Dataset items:
···
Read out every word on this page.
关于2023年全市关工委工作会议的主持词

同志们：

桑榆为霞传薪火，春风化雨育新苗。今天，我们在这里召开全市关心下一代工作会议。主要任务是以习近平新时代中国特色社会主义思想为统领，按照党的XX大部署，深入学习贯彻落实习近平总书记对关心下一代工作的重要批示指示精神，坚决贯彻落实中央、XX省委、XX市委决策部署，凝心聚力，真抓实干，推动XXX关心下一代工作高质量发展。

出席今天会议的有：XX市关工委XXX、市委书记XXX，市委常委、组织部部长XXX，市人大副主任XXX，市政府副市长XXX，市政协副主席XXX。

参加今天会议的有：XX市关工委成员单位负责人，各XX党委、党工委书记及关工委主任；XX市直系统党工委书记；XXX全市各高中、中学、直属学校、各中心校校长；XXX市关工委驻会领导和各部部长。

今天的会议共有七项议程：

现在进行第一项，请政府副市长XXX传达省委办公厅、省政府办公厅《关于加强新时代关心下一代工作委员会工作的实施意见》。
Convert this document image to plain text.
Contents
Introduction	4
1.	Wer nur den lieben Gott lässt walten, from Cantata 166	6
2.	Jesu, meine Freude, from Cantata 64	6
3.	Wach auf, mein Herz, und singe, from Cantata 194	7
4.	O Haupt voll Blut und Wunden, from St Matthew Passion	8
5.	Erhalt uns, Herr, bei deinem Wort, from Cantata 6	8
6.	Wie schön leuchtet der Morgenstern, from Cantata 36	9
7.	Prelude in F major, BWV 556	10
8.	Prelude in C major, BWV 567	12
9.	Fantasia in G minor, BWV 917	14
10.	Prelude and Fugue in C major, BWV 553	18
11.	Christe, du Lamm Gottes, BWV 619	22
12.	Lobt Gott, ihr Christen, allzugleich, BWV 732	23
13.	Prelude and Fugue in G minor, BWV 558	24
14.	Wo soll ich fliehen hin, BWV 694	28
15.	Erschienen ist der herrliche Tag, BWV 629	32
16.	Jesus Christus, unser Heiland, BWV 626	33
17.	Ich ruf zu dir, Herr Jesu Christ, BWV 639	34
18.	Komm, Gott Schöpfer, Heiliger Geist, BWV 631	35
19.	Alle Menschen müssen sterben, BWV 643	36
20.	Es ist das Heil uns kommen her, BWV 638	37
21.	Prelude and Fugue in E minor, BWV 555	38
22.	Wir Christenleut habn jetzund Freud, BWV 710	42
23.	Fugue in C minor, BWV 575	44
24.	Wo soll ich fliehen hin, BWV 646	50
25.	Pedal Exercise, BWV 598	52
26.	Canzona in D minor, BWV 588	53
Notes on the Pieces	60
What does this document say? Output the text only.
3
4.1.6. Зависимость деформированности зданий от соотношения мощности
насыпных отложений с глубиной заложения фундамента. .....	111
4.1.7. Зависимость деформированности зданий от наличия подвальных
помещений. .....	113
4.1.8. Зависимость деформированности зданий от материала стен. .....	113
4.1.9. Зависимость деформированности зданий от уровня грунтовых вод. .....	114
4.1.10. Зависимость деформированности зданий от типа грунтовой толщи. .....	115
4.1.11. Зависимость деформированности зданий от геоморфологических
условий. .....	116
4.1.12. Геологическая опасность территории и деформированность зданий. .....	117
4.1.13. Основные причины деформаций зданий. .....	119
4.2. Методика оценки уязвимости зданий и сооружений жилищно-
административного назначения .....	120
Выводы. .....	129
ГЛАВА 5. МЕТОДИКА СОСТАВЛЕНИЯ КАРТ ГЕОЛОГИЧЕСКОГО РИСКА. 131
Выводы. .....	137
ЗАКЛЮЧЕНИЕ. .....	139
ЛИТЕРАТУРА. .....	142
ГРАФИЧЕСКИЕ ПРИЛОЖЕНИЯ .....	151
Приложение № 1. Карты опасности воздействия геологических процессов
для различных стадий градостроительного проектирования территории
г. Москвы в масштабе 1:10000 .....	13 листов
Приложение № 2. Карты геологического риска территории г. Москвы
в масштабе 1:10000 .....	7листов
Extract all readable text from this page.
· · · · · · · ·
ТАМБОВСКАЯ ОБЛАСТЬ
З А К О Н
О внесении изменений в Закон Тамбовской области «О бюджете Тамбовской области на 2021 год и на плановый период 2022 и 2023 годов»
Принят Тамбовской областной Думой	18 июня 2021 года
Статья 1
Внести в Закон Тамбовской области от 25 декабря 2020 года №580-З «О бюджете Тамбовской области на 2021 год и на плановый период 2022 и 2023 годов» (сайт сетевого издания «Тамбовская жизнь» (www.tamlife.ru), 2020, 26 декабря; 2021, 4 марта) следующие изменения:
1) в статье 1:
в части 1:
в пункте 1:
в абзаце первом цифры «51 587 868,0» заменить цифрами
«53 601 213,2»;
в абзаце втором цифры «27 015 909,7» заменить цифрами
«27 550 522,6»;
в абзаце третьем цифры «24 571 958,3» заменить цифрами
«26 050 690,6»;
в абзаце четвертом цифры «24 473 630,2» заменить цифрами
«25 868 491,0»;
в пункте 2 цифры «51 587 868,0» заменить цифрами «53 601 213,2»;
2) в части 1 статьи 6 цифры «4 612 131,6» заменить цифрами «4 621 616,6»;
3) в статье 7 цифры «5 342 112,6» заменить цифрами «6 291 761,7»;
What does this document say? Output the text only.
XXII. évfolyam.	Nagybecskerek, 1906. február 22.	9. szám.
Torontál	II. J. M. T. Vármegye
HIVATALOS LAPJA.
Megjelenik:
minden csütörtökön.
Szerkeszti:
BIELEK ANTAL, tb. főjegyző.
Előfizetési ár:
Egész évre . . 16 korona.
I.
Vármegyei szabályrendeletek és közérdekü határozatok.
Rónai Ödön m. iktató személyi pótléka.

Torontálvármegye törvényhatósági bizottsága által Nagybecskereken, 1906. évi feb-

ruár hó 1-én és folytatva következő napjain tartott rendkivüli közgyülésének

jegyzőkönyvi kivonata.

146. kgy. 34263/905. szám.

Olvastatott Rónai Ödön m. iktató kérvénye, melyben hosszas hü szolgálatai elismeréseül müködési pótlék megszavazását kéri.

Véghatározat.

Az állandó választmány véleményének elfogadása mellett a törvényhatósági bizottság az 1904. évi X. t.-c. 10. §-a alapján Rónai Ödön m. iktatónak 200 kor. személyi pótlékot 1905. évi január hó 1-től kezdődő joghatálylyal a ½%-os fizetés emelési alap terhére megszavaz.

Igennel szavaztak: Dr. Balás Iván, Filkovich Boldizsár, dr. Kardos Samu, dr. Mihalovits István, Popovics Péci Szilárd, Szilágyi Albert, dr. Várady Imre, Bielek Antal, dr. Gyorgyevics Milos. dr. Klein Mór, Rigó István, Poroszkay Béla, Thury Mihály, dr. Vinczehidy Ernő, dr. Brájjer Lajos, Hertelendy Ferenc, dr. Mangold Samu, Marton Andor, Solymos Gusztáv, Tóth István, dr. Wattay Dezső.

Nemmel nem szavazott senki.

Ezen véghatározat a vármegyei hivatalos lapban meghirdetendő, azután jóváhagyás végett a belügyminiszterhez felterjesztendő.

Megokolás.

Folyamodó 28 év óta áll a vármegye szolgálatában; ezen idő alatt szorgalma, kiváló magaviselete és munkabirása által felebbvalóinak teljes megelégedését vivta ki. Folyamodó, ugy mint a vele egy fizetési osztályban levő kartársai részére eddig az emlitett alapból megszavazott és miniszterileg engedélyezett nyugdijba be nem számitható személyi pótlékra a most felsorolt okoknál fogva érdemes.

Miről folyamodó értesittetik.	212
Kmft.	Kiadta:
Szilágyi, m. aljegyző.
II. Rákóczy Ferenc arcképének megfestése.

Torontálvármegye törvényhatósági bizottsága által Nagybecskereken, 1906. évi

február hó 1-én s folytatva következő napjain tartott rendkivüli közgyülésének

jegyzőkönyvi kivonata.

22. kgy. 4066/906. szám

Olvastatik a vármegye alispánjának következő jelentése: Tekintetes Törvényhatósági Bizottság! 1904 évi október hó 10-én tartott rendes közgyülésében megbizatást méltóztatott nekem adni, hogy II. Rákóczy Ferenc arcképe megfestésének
···
Give only the count of lines in this material that contain the string "Cantata".

[CORRECT RESULT] 5